>> start EXTRACTED INFORMATION

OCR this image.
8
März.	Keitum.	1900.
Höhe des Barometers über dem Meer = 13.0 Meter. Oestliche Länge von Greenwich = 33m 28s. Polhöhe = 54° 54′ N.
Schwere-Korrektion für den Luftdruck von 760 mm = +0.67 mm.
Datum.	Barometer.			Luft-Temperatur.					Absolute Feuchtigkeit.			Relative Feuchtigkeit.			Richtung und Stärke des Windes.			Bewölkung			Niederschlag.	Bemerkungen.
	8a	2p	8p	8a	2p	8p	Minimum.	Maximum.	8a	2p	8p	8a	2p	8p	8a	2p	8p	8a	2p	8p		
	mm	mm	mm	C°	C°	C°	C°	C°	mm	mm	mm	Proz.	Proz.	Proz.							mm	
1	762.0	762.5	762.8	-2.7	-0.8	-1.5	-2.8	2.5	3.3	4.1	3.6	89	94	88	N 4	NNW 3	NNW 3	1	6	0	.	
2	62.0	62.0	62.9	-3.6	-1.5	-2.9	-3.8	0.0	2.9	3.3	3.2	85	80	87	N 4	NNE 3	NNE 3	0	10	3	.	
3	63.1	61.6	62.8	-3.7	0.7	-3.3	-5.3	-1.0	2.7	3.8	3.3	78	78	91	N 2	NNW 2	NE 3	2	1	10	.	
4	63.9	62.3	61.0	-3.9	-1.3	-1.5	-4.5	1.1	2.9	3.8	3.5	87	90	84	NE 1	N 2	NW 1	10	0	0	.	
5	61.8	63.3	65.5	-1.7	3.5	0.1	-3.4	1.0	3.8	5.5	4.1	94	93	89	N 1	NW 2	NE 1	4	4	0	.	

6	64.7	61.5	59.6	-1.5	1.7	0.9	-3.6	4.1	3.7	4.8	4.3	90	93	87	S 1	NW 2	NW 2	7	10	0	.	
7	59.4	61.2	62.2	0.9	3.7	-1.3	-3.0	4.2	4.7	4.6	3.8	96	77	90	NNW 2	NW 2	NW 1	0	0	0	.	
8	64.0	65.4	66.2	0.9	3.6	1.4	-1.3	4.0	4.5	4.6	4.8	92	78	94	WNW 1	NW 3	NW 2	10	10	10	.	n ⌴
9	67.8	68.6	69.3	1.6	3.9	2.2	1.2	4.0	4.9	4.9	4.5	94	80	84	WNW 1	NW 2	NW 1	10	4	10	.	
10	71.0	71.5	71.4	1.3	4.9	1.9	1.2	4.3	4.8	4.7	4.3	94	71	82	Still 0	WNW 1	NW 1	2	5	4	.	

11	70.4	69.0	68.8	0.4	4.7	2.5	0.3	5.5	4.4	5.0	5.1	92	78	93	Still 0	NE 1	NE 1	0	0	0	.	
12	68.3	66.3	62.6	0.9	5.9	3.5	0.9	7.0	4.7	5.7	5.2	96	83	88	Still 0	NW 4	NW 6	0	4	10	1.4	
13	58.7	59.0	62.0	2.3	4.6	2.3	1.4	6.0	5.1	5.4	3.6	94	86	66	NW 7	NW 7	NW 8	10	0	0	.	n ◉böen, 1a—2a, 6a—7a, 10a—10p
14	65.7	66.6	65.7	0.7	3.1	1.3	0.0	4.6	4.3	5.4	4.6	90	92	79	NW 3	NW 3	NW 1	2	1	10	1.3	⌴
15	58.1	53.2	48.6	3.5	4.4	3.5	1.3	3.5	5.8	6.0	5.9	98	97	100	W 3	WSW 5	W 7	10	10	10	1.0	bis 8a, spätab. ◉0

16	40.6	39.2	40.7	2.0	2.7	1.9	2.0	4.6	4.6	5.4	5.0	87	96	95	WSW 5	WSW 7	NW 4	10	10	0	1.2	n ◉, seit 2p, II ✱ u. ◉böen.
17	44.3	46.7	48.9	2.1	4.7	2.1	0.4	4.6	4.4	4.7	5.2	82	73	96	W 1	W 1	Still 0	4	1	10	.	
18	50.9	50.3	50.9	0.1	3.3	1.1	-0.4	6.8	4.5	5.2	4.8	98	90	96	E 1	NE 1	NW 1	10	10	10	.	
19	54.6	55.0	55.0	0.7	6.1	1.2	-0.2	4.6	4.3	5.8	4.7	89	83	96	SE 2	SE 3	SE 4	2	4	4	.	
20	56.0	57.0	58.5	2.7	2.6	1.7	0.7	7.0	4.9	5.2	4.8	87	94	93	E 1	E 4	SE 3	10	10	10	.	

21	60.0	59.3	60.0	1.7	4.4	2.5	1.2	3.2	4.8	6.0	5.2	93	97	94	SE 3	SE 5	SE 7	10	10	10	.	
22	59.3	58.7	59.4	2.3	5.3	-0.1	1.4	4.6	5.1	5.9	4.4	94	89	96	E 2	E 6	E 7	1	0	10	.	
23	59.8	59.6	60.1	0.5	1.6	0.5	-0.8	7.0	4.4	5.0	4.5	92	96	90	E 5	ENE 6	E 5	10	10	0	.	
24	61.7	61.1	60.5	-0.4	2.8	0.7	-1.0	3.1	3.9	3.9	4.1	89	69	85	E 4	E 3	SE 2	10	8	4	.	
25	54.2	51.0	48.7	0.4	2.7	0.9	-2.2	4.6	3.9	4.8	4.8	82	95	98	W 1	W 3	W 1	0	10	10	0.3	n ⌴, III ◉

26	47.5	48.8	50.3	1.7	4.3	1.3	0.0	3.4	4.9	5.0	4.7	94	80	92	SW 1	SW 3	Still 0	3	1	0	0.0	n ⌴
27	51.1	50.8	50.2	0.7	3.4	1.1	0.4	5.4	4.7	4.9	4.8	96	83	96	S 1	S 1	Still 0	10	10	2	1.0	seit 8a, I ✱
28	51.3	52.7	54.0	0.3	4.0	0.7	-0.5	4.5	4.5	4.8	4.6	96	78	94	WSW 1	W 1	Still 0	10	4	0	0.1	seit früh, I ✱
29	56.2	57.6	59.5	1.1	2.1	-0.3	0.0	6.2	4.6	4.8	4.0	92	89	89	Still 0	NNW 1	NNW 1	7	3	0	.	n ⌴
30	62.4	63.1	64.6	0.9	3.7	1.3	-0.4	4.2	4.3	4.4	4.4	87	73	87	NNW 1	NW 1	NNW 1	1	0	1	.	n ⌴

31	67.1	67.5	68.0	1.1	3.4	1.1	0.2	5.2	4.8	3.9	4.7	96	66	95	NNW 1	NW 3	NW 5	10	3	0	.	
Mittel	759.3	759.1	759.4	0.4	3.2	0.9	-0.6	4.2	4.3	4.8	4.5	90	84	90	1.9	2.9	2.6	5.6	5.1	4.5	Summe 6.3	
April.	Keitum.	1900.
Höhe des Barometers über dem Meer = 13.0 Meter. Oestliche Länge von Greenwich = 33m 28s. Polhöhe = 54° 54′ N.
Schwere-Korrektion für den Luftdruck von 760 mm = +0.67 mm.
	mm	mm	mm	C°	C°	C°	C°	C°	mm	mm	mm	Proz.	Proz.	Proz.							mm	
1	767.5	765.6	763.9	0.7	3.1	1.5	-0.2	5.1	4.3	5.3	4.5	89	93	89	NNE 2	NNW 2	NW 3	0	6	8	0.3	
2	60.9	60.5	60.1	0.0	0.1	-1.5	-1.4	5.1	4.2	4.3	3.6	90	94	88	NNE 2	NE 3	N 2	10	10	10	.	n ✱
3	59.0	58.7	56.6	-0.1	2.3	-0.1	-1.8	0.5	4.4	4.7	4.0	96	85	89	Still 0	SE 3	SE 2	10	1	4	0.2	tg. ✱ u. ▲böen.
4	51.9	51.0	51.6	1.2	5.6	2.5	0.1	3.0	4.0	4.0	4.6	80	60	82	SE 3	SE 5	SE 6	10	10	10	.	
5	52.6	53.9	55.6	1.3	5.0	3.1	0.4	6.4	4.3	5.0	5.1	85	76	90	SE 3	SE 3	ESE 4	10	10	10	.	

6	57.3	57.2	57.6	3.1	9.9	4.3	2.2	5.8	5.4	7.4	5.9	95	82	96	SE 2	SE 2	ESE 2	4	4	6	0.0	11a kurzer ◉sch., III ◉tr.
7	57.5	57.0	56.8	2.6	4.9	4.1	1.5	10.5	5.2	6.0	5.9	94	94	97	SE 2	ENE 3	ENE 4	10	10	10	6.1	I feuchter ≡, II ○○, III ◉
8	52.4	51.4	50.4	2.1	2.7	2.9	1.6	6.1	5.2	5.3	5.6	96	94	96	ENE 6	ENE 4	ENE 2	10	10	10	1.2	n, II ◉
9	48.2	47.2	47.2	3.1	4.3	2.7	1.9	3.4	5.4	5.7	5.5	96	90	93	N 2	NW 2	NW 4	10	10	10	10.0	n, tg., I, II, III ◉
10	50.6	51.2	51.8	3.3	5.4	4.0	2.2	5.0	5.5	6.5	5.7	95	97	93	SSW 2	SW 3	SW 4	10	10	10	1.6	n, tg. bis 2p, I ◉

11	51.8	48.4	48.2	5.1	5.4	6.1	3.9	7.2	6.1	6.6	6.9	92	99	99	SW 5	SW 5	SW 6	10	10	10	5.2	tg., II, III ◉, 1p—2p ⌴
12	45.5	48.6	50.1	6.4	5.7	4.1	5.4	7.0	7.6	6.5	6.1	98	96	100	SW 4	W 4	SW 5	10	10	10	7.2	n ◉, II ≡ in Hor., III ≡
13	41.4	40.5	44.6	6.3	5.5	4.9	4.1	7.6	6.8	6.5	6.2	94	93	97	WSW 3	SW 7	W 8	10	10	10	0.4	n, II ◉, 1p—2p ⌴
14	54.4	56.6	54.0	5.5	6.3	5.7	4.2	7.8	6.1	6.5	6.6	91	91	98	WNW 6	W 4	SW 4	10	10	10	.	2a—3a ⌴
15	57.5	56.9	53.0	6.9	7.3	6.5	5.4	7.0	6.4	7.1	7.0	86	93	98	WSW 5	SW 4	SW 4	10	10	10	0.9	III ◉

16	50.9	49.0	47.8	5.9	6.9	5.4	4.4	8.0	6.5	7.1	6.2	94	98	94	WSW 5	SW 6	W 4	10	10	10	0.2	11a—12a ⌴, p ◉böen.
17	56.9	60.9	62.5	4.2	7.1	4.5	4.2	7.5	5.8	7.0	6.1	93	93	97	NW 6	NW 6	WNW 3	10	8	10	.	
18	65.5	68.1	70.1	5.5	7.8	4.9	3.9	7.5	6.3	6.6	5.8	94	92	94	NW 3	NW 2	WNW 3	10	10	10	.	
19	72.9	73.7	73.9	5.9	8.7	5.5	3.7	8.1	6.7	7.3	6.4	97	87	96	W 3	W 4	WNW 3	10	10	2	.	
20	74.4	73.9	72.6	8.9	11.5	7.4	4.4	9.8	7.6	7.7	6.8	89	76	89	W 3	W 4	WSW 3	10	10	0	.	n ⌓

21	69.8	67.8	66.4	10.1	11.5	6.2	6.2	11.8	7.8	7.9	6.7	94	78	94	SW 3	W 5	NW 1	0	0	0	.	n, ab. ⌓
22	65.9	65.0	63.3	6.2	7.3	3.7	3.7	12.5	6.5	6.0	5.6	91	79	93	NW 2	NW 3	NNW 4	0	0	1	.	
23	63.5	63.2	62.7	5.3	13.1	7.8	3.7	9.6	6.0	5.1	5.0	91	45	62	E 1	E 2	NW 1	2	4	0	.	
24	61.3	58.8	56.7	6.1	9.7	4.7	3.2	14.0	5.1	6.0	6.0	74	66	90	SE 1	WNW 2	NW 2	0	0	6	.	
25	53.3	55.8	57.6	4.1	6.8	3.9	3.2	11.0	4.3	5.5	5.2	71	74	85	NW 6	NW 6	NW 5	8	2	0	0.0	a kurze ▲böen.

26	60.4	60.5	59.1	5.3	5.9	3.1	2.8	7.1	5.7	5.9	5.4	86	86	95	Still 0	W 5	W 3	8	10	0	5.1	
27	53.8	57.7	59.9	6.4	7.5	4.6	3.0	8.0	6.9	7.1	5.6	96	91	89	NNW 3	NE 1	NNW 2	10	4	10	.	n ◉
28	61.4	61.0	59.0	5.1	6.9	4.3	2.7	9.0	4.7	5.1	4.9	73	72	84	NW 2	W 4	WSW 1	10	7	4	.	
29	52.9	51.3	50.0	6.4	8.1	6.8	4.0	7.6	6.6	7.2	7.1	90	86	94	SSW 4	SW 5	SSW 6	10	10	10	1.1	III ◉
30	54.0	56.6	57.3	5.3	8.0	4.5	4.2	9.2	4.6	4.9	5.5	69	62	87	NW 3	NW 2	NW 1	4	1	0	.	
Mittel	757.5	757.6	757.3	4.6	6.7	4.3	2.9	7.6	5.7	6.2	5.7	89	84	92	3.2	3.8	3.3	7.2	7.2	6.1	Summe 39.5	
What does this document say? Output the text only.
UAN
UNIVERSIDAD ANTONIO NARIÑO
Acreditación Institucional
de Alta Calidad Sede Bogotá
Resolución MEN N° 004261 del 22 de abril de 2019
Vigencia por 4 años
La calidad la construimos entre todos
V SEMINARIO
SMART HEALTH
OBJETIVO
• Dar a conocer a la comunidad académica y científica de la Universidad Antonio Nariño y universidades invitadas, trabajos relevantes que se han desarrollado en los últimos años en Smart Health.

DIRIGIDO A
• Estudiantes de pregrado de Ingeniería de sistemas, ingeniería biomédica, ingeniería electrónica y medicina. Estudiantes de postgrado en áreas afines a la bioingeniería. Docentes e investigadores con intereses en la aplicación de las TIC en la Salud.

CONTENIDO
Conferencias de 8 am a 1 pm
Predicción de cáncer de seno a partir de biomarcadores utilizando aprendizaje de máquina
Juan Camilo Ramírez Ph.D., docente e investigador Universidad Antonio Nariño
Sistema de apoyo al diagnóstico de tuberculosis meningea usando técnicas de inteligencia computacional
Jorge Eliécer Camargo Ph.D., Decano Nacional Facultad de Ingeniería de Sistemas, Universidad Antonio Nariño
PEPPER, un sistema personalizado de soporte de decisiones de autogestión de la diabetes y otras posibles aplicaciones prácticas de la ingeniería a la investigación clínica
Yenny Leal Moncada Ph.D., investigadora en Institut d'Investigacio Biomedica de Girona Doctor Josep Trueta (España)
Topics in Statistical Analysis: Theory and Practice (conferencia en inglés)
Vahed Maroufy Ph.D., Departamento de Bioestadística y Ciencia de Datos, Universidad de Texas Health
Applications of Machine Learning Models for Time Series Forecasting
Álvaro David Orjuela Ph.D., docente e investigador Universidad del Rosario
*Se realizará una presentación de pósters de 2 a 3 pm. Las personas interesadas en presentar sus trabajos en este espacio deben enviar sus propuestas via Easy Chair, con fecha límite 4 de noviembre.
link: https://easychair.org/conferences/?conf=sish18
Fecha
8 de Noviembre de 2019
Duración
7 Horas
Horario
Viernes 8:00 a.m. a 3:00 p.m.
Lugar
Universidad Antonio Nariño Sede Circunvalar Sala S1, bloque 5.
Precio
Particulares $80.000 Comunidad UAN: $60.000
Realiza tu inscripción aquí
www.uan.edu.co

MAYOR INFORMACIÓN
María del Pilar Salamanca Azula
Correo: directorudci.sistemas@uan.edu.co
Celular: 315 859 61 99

>> end EXTRACTED INFORMATION

### REQUIREMENT
Above are the records. Identify each line that contains the word "this".

### TASK OUTPUT
OCR this image.
What does this document say? Output the text only.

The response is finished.